Exercise aim: Extract from the listing each line in which the word "description" appears.

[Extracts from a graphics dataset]
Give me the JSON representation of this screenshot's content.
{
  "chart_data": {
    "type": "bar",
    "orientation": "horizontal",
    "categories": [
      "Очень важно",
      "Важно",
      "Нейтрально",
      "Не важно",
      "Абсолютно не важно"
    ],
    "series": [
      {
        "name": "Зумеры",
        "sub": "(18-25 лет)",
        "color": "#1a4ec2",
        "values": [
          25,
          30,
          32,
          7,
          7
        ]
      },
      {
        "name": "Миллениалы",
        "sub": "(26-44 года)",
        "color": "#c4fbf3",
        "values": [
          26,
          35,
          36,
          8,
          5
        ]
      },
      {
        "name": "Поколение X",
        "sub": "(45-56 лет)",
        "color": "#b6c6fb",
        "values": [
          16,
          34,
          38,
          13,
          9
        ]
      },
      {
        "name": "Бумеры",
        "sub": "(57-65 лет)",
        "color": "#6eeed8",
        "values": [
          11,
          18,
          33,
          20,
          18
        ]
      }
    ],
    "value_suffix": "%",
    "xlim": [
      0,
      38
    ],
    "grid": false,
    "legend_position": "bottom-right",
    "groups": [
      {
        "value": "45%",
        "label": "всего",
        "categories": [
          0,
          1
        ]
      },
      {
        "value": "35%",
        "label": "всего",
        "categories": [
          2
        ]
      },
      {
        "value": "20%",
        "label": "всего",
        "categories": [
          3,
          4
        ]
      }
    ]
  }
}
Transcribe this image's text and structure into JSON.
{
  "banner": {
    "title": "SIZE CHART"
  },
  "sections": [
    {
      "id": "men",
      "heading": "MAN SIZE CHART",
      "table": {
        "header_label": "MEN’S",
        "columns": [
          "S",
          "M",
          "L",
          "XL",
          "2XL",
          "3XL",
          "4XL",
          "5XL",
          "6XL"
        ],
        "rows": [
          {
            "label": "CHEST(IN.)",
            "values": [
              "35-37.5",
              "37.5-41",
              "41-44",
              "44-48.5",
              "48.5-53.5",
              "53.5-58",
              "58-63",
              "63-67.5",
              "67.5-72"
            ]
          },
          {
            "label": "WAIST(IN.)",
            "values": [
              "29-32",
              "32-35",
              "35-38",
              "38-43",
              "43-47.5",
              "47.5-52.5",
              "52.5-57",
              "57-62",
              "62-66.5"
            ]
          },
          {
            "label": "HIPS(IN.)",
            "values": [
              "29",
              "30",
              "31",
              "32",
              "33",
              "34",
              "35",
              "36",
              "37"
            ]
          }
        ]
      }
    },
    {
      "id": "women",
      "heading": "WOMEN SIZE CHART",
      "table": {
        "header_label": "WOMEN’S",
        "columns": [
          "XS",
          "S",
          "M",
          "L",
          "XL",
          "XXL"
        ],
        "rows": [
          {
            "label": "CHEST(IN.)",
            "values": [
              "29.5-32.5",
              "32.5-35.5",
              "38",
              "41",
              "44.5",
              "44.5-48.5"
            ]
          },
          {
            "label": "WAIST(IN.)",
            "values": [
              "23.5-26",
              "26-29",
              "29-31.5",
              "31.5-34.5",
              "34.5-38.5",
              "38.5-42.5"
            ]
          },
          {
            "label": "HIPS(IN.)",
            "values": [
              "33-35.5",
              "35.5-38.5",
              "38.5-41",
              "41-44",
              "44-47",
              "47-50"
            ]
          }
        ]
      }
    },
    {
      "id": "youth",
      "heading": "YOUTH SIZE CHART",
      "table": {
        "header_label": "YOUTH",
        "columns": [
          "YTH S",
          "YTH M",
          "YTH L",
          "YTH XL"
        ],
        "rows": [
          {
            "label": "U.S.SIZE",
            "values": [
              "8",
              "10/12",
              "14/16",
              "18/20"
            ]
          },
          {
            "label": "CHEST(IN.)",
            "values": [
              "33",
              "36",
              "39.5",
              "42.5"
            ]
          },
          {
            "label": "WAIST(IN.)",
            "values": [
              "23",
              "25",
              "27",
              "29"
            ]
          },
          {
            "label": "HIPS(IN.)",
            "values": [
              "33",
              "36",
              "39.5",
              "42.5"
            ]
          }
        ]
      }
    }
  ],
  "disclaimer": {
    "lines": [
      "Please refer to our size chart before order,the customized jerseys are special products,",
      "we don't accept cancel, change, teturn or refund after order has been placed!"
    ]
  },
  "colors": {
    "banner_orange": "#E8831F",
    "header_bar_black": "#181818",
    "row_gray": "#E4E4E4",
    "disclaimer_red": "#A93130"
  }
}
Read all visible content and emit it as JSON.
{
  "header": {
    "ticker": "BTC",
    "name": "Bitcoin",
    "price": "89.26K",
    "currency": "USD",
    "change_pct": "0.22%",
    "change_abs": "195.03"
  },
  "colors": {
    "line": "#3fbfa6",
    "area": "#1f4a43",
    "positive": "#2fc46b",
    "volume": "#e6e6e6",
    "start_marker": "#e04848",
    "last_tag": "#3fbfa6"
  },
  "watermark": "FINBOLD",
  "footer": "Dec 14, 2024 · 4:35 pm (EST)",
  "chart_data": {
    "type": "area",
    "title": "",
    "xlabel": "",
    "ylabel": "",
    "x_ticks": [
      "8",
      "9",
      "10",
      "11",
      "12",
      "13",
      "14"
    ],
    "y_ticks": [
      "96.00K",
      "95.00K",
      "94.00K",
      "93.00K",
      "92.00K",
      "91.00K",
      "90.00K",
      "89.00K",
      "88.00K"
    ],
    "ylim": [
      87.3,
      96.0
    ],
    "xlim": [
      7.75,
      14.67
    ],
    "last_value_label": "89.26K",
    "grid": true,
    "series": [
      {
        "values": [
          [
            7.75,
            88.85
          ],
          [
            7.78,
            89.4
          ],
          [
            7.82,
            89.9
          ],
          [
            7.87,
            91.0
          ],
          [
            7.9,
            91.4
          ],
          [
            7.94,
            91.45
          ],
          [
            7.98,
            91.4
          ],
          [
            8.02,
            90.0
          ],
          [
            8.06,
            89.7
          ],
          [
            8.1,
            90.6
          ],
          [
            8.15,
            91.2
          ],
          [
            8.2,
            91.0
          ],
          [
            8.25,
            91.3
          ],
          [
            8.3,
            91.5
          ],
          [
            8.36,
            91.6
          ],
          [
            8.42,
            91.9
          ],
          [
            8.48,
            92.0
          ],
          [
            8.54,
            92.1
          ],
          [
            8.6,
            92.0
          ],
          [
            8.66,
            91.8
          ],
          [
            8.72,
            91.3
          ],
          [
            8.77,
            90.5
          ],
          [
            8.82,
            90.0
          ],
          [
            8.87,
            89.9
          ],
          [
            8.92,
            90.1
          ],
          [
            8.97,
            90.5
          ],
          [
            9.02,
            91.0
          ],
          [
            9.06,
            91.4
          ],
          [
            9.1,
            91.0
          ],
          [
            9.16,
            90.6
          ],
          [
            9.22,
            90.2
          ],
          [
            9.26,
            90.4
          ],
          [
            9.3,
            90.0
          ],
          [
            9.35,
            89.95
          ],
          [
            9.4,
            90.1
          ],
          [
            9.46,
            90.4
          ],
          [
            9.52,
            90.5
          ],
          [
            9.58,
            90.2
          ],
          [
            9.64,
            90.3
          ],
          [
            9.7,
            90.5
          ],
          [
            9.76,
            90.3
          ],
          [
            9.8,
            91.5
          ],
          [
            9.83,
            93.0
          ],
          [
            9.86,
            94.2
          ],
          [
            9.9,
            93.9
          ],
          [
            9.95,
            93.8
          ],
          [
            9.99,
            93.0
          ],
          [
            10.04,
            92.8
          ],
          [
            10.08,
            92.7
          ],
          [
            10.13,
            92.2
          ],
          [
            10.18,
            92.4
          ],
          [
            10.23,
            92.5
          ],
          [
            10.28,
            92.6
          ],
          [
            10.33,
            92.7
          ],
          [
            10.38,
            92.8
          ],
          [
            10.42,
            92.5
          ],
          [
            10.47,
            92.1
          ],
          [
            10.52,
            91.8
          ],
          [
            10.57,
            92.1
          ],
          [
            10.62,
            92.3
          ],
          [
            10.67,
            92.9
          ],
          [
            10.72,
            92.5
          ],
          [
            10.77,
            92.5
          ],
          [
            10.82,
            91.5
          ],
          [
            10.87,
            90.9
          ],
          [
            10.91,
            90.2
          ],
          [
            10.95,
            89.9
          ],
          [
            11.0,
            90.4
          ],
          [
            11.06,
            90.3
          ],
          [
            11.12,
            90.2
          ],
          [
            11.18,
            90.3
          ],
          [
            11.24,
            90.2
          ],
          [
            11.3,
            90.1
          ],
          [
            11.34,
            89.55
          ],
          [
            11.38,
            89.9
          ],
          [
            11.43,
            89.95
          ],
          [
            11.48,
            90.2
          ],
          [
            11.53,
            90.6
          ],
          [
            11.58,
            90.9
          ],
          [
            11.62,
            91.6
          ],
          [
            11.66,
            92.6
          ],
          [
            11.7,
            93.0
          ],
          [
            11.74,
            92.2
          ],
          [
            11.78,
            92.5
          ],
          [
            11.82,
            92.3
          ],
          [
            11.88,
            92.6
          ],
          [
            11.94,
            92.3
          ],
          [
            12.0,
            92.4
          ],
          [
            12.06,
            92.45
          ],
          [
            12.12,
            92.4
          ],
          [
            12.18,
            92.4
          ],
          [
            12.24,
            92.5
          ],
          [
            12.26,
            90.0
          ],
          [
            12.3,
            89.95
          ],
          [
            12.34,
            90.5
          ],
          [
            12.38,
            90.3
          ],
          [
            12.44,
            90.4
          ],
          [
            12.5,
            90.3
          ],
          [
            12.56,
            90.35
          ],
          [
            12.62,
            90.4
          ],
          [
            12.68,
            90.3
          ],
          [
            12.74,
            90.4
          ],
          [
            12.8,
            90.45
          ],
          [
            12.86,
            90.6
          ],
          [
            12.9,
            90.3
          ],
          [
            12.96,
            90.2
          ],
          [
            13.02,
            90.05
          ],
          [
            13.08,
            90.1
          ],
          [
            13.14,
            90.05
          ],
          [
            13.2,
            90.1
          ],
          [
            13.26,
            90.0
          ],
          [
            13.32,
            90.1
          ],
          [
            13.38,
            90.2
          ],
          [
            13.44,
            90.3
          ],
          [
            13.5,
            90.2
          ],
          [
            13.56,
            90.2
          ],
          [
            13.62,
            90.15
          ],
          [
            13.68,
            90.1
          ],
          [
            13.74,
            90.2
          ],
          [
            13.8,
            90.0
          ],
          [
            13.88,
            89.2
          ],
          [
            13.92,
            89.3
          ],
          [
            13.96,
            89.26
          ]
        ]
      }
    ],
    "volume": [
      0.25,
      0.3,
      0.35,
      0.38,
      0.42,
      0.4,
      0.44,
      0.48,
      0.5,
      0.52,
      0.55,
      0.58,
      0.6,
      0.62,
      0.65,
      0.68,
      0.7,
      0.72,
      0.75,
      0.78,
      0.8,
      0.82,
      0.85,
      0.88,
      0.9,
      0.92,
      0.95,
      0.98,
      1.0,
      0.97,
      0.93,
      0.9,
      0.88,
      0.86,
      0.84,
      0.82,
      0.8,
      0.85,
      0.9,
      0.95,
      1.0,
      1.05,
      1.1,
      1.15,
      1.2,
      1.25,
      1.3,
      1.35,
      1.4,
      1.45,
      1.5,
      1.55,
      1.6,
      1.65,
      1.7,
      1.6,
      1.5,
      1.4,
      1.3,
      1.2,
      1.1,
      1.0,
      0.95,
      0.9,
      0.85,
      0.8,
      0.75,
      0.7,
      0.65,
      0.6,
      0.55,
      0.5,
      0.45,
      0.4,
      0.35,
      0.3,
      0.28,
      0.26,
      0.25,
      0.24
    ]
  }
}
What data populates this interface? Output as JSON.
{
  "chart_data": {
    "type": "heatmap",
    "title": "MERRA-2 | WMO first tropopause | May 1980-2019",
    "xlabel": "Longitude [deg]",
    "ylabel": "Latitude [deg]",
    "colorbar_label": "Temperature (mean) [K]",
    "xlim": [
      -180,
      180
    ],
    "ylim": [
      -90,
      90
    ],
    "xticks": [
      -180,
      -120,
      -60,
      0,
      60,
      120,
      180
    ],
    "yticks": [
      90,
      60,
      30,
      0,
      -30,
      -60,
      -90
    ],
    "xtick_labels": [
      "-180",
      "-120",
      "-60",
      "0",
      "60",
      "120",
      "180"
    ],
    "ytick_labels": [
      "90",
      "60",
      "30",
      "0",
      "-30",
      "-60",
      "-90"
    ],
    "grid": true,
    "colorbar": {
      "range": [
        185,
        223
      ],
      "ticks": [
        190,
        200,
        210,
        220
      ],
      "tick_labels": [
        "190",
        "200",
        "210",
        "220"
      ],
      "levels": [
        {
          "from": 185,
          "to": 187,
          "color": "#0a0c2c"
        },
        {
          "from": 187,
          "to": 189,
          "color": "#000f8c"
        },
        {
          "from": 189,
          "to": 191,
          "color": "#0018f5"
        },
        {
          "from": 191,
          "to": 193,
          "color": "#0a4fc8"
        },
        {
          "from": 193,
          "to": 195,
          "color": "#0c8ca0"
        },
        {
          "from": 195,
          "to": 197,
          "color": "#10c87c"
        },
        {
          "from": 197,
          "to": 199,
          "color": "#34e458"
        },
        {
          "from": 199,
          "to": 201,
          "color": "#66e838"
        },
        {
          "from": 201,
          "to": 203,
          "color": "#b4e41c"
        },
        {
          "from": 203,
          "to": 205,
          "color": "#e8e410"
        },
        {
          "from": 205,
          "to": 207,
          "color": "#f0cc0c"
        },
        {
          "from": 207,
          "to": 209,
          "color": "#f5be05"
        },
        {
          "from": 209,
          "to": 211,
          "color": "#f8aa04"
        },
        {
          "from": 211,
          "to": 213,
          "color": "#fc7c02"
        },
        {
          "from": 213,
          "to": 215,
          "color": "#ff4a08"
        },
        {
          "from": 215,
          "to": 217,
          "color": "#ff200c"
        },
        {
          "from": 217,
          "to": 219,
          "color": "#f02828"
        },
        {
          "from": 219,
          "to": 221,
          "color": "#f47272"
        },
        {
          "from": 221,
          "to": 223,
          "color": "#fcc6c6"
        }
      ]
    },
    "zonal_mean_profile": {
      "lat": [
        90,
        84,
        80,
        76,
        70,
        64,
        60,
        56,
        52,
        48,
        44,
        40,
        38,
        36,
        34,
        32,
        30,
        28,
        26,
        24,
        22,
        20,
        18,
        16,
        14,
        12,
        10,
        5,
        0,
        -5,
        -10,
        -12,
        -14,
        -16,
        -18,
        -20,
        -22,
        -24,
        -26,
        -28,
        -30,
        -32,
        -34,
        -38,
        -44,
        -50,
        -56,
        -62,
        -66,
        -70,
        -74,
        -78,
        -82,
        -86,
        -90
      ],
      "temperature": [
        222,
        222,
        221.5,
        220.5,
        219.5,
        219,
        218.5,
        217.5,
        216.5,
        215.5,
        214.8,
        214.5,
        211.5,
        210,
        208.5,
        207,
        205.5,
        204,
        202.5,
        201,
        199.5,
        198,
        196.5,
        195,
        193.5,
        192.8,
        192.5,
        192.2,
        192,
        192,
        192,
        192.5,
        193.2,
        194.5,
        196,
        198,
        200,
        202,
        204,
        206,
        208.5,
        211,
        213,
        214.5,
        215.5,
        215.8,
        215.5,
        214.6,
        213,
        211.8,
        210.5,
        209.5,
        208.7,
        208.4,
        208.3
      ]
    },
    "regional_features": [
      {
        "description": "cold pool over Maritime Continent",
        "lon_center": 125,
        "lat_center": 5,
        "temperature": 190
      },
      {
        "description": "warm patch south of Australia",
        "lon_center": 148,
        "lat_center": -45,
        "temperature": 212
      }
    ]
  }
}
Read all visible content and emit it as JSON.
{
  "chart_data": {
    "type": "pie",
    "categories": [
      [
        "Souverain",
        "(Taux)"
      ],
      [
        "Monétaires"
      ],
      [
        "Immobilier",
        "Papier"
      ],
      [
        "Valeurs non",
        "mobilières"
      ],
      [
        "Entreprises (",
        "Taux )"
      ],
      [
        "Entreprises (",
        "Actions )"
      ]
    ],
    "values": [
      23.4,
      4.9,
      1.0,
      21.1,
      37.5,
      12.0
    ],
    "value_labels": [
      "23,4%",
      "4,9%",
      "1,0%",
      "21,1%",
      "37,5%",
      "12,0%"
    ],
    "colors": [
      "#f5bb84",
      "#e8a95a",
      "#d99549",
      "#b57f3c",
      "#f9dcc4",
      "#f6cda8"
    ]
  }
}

Final result:
        "description": "cold pool over Maritime Continent",
        "description": "warm patch south of Australia",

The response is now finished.